» DATA SECTION:
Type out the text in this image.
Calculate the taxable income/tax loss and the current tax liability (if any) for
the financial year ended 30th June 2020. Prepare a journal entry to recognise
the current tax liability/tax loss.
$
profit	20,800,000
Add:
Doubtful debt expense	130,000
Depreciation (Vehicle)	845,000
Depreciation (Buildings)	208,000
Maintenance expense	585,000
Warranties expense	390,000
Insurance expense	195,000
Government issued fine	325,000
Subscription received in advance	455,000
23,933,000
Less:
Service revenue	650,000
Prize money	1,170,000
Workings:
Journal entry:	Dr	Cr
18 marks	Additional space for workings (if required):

...

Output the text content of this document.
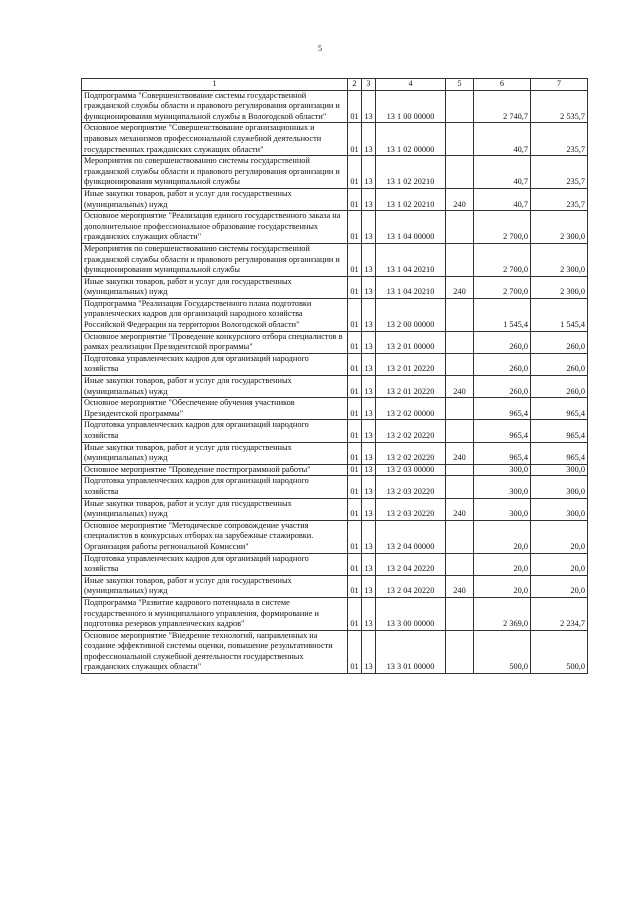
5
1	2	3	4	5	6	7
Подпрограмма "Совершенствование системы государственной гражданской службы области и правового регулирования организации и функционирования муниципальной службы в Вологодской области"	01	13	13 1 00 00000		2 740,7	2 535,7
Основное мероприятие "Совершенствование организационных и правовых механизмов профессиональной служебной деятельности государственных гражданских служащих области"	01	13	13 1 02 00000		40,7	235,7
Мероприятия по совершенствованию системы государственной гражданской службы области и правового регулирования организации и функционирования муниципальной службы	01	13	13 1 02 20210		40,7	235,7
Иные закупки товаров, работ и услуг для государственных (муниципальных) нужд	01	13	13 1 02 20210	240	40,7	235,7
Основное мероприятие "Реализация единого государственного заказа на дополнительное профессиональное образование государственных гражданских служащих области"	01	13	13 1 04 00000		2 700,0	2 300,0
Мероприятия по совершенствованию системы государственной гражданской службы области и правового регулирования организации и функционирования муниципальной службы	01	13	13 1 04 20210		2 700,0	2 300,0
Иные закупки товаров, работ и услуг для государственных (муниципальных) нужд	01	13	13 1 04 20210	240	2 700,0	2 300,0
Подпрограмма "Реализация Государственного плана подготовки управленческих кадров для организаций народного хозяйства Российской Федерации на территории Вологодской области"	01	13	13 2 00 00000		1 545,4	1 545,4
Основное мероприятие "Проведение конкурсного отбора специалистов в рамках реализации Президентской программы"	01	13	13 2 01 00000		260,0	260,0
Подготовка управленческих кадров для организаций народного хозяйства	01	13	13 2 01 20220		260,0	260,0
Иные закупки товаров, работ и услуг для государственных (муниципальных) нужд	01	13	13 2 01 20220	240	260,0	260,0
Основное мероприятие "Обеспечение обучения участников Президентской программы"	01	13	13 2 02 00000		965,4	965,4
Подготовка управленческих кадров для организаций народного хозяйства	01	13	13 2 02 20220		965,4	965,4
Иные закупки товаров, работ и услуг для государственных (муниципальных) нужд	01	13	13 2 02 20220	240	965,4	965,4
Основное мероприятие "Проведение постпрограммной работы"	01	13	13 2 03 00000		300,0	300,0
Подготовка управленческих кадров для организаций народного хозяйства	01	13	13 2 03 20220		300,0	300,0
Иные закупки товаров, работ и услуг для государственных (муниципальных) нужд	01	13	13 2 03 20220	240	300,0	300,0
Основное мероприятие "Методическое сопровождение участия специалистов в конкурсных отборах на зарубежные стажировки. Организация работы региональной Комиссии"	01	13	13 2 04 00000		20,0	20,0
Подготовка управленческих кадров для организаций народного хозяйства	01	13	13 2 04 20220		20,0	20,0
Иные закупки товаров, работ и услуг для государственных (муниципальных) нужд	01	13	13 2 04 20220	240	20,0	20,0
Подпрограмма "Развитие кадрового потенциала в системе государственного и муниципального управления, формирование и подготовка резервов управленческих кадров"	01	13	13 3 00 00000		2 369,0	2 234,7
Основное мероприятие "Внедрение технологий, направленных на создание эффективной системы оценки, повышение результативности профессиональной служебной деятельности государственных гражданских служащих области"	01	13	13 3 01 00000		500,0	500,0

» WHAT THE EXERCISE ASKS: Go through the records and copy each line with "работы" in it.

» WRITTEN SOLUTION:
Основное мероприятие "Проведение постпрограммной работы"	01	13	13 2 03 00000		300,0	300,0
Основное мероприятие "Методическое сопровождение участия специалистов в конкурсных отборах на зарубежные стажировки. Организация работы региональной Комиссии"	01	13	13 2 04 00000		20,0	20,0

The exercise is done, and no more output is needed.